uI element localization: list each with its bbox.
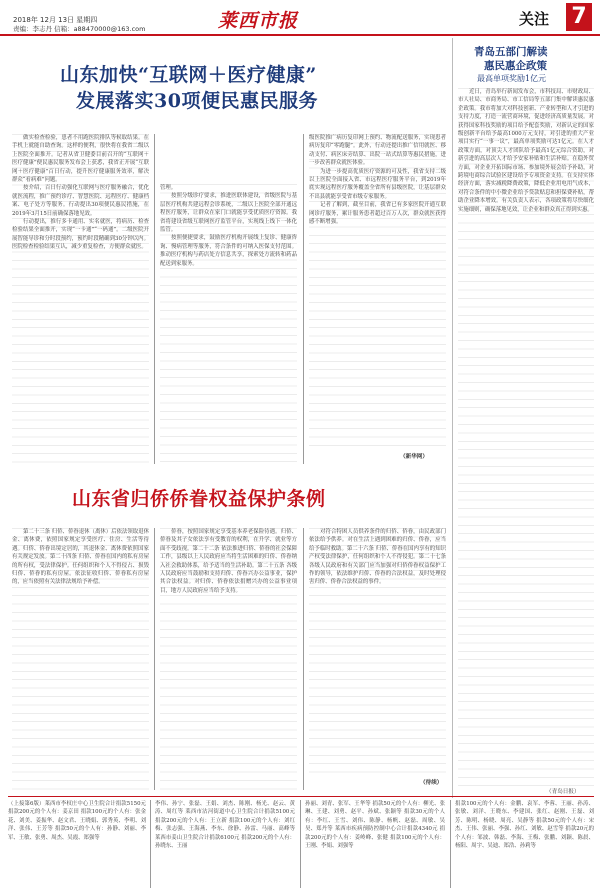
article2-divider [154, 528, 155, 790]
article1-col1-paragraph: 按介绍，百日行动强化互联网与医疗服务融合，优化就医流程，推广预约诊疗、智慧医院、远程医疗、健康档案、电子处方等服务。行动提出30项便民惠民措施，在2019年3月15日前确保落地见效。 [12, 185, 149, 217]
article1-col3-paragraph: 记者了解到，截至目前，我省已有多家医院开通互联网诊疗服务，累计服务患者超过百万人次，群众就医获得感不断增强。 [309, 202, 446, 226]
donations-top-rule [8, 796, 594, 797]
sidebar-credit: （青岛日报） [546, 789, 580, 795]
masthead [0, 0, 600, 36]
article2-column2: 侨眷，按照国家规定享受基本养老保险待遇。归侨、侨眷及其子女依法享有受教育的权利，在升学、就业等方面不受歧视。第二十二条 依法推进归侨、侨眷的社会保障工作，县级以上人民政府应当将生活困难的归侨、侨眷纳入社会救助体系，给予适当的生活补助。第二十五条 各级人民政府应当鼓励和支持归侨、侨眷兴办公益事业，保护其合法权益。对归侨、侨眷依法捐赠兴办的公益事业项目，地方人民政府应当给予支持。 [160, 528, 297, 790]
donations-column1: （上接第6版）莱西市李权庄中心卫生院合计捐款5150元 捐款200元的个人有：姜京田 捐款100元的个人有：张金花、刘美、姜振华、赵文君、王晓娟、郭秀英、李明、刘洋、张伟、王芳等 捐款50元的个人有：孙静、刘丽、李军、王敏、张勇、周杰、吴霞、郑强等 [8, 801, 146, 841]
donations-column4: 捐款100元的个人有：金鹏、袁军、李蓉、王丽、孙涛、张敏、刘洋、王晓东、李建国、张红、赵刚、王磊、刘芳、陈明、杨晓、周亮、吴静等 捐款50元的个人有：宋杰、王伟、张丽、李强、孙红、刘敏、赵雪等 捐款20元的个人有：邹波、韩磊、李海、王梅、张鹏、刘颖、陈晨、杨阳、周宇、吴迪、郑浩、孙莉等 [455, 801, 594, 850]
article1-col2-paragraph: 按照分级诊疗要求，推进医联体建设，省级医院与基层医疗机构共建远程会诊系统，二级以上医院全部开通远程医疗服务，让群众在家门口就能享受优质医疗资源。我省将建设省级互联网医疗监管平台，实现线上线下一体化监管。 [160, 193, 297, 234]
article1-divider [303, 134, 304, 464]
article1-col2-paragraph: 按照便捷要求，鼓励医疗机构开展线上复诊、健康咨询、慢病管理等服务，符合条件的可纳入医保支付范围。推动医疗机构与药店处方信息共享，探索处方流转和药品配送到家服务。 [160, 235, 297, 267]
article1-column2 [160, 184, 297, 464]
masthead-rule [0, 34, 600, 36]
article1-column1 [12, 134, 149, 464]
donations-column2: 李伟、孙宁、张磊、王娟、刘杰、陈刚、杨光、赵云、黄涛、周红等 莱西市沽河街道中心卫生院合计捐款5100元 捐款200元的个人有：王立新 捐款100元的个人有：刘红梅、张志强、王海燕、李东、徐静、孙雷、马丽、高峰等 莱西市姜山卫生院合计捐款6100元 捐款200元的个人有：孙晓东、王丽 [155, 801, 295, 850]
masthead-date: 2018年 12月 13日 星期四 [13, 16, 98, 24]
donations-divider [450, 800, 451, 888]
article2-column1: 第二十三条 归侨、侨眷退休（离休）后依法领取退休金、离休费，依照国家规定享受医疗、住房、生活等待遇。归侨、侨眷出境定居的，其退休金、离休费依照国家有关规定发放。第二十四条 归侨、侨眷在国内的私有房屋的所有权，受法律保护。任何组织和个人不得侵占、损毁归侨、侨眷的私有房屋。依法征收归侨、侨眷私有房屋的，应当依照有关法律法规给予补偿。 [12, 528, 149, 790]
sidebar-headline2: 惠民惠企政策 [484, 60, 547, 72]
article1-title-line2: 发展落实30项便民惠民服务 [76, 90, 318, 112]
section-label: 关注 [519, 10, 550, 28]
sidebar-body: 近日，青岛举行新闻发布会，市科技局、市财政局、市人社局、市商务局、市工信局等五部门集中解读惠民惠企政策。我市将加大对科技创新、产业转型和人才引进的支持力度，打造一流营商环境，促进经济高质量发展。对获得国家科技奖励的项目给予配套奖励，对新认定的国家级创新平台给予最高1000万元支持，对引进的重大产业项目实行“一事一议”，最高单项奖励可达1亿元。在人才政策方面，对顶尖人才团队给予最高1亿元综合资助，对新引进的高层次人才给予安家补贴和生活补贴。在稳外贸方面，对企业开拓国际市场、参加境外展会给予补助，对跨境电商综合试验区建设给予专项资金支持。在支持实体经济方面，落实减税降费政策，降低企业用电用气成本，对符合条件的中小微企业给予贷款贴息和担保费补贴，帮助企业降本增效。有关负责人表示，各项政策将尽快细化实施细则，确保落地见效，让企业和群众真正得到实惠。 [458, 88, 594, 788]
donations-divider [150, 800, 151, 888]
page-number-badge [566, 3, 592, 31]
article2-column3: 对符合特困人员供养条件的归侨、侨眷，由民政部门依法给予供养。对在生活上遇到困难的归侨、侨眷，应当给予临时救助。第二十六条 归侨、侨眷在国内享有的知识产权受法律保护，任何组织和个人不得侵犯。第二十七条 各级人民政府和有关部门应当加强对归侨侨眷权益保护工作的领导，依法维护归侨、侨眷的合法权益，及时处理侵害归侨、侨眷合法权益的事件。 [309, 528, 446, 778]
masthead-editor-line: 责编：李志丹 信箱：a88470000@163.com [13, 25, 146, 33]
sidebar-headline1: 青岛五部门解读 [474, 46, 548, 58]
article1-col3-paragraph: 为进一步提高优质医疗资源的可及性，我省支持二级以上医院全面接入省、市远程医疗服务平台，到2019年底实现远程医疗服务覆盖全省所有县级医院，让基层群众不出县就能享受省市级专家服务。 [309, 168, 446, 200]
article1-title-line1: 山东加快“互联网＋医疗健康” [60, 64, 317, 86]
sidebar-divider [452, 38, 453, 798]
article2-divider [303, 528, 304, 790]
donations-column3: 孙丽、刘青、张军、王华等 捐款50元的个人有：柳光、张琳、王建、刘勇、赵平、孙斌、张颖等 捐款30元的个人有：李红、王雪、刘伟、陈静、杨帆、赵磊、周敏、吴昊、郑丹等 莱西市疾病预防控制中心合计捐款4340元 捐款200元的个人有：姜岭峰、张健 捐款100元的个人有：王刚、李娟、刘强等 [305, 801, 445, 850]
article1-divider [154, 134, 155, 464]
article1-column3 [309, 134, 446, 452]
article1-col2-paragraph: 管理。 [160, 185, 177, 191]
sidebar-headline3: 最高单项奖励1亿元 [477, 74, 547, 83]
donations-divider [300, 800, 301, 888]
article1-col1-paragraph: 做实检查检验，患者不用跑医院排队等候取结果。在手机上就能自助查询。这样的便利，很快将在我省二级以上医院全面推开。记者从省卫健委目前召开的“互联网＋医疗健康”便民惠民服务发布会上获悉，我省正开展“互联网＋医疗健康”百日行动，提升医疗健康服务效率，解决群众“看病难”问题。 [12, 135, 149, 184]
paper-logo: 莱西市报 [218, 10, 299, 32]
page-number: 7 [571, 4, 587, 29]
article1-credit: （新华网） [400, 454, 428, 460]
article1-col1-paragraph: 行动提出，推行多卡通用、实名就医，将病历、检查检验结果全面推开，实现“一卡通”“一码通”。二级医院开展智能导诊和分时段预约，预约时段精确到30分钟以内。医院检查检验结果互认，减少重复检查，方便群众就医。 [12, 219, 149, 251]
article2-credit: （待续） [420, 780, 443, 786]
article2-title: 山东省归侨侨眷权益保护条例 [72, 488, 326, 510]
article1-col3-paragraph: 级医院推广病历复印网上预约、物流配送服务，实现患者病历复印“零跑腿”。此外，行动还提出推广信用就医、移动支付、病区床旁结算、出院一站式结算等惠民措施，进一步改善群众就医体验。 [309, 135, 446, 167]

__Prompt__: Starting at the line containing "article2-divider [154, 528, 155, 790]" and ending with the line containing "section-label: 关注 [519, 10, 550, 28]", print those lines verbatim.

__Correct response__:
article2-divider [154, 528, 155, 790]
article1-col1-paragraph: 按介绍，百日行动强化互联网与医疗服务融合，优化就医流程，推广预约诊疗、智慧医院、远程医疗、健康档案、电子处方等服务。行动提出30项便民惠民措施，在2019年3月15日前确保落地见效。 [12, 185, 149, 217]
article1-col3-paragraph: 记者了解到，截至目前，我省已有多家医院开通互联网诊疗服务，累计服务患者超过百万人次，群众就医获得感不断增强。 [309, 202, 446, 226]
donations-top-rule [8, 796, 594, 797]
sidebar-credit: （青岛日报） [546, 789, 580, 795]
masthead [0, 0, 600, 36]
article2-column2: 侨眷，按照国家规定享受基本养老保险待遇。归侨、侨眷及其子女依法享有受教育的权利，在升学、就业等方面不受歧视。第二十二条 依法推进归侨、侨眷的社会保障工作，县级以上人民政府应当将生活困难的归侨、侨眷纳入社会救助体系，给予适当的生活补助。第二十五条 各级人民政府应当鼓励和支持归侨、侨眷兴办公益事业，保护其合法权益。对归侨、侨眷依法捐赠兴办的公益事业项目，地方人民政府应当给予支持。 [160, 528, 297, 790]
donations-column1: （上接第6版）莱西市李权庄中心卫生院合计捐款5150元 捐款200元的个人有：姜京田 捐款100元的个人有：张金花、刘美、姜振华、赵文君、王晓娟、郭秀英、李明、刘洋、张伟、王芳等 捐款50元的个人有：孙静、刘丽、李军、王敏、张勇、周杰、吴霞、郑强等 [8, 801, 146, 841]
donations-column4: 捐款100元的个人有：金鹏、袁军、李蓉、王丽、孙涛、张敏、刘洋、王晓东、李建国、张红、赵刚、王磊、刘芳、陈明、杨晓、周亮、吴静等 捐款50元的个人有：宋杰、王伟、张丽、李强、孙红、刘敏、赵雪等 捐款20元的个人有：邹波、韩磊、李海、王梅、张鹏、刘颖、陈晨、杨阳、周宇、吴迪、郑浩、孙莉等 [455, 801, 594, 850]
article1-col2-paragraph: 按照分级诊疗要求，推进医联体建设，省级医院与基层医疗机构共建远程会诊系统，二级以上医院全部开通远程医疗服务，让群众在家门口就能享受优质医疗资源。我省将建设省级互联网医疗监管平台，实现线上线下一体化监管。 [160, 193, 297, 234]
article1-divider [303, 134, 304, 464]
article1-col2-paragraph: 按照便捷要求，鼓励医疗机构开展线上复诊、健康咨询、慢病管理等服务，符合条件的可纳入医保支付范围。推动医疗机构与药店处方信息共享，探索处方流转和药品配送到家服务。 [160, 235, 297, 267]
article1-column2 [160, 184, 297, 464]
masthead-rule [0, 34, 600, 36]
article1-column1 [12, 134, 149, 464]
donations-column2: 李伟、孙宁、张磊、王娟、刘杰、陈刚、杨光、赵云、黄涛、周红等 莱西市沽河街道中心卫生院合计捐款5100元 捐款200元的个人有：王立新 捐款100元的个人有：刘红梅、张志强、王海燕、李东、徐静、孙雷、马丽、高峰等 莱西市姜山卫生院合计捐款6100元 捐款200元的个人有：孙晓东、王丽 [155, 801, 295, 850]
masthead-date: 2018年 12月 13日 星期四 [13, 16, 98, 24]
donations-divider [450, 800, 451, 888]
article2-column1: 第二十三条 归侨、侨眷退休（离休）后依法领取退休金、离休费，依照国家规定享受医疗、住房、生活等待遇。归侨、侨眷出境定居的，其退休金、离休费依照国家有关规定发放。第二十四条 归侨、侨眷在国内的私有房屋的所有权，受法律保护。任何组织和个人不得侵占、损毁归侨、侨眷的私有房屋。依法征收归侨、侨眷私有房屋的，应当依照有关法律法规给予补偿。 [12, 528, 149, 790]
sidebar-headline2: 惠民惠企政策 [484, 60, 547, 72]
article1-title-line2: 发展落实30项便民惠民服务 [76, 90, 318, 112]
section-label: 关注 [519, 10, 550, 28]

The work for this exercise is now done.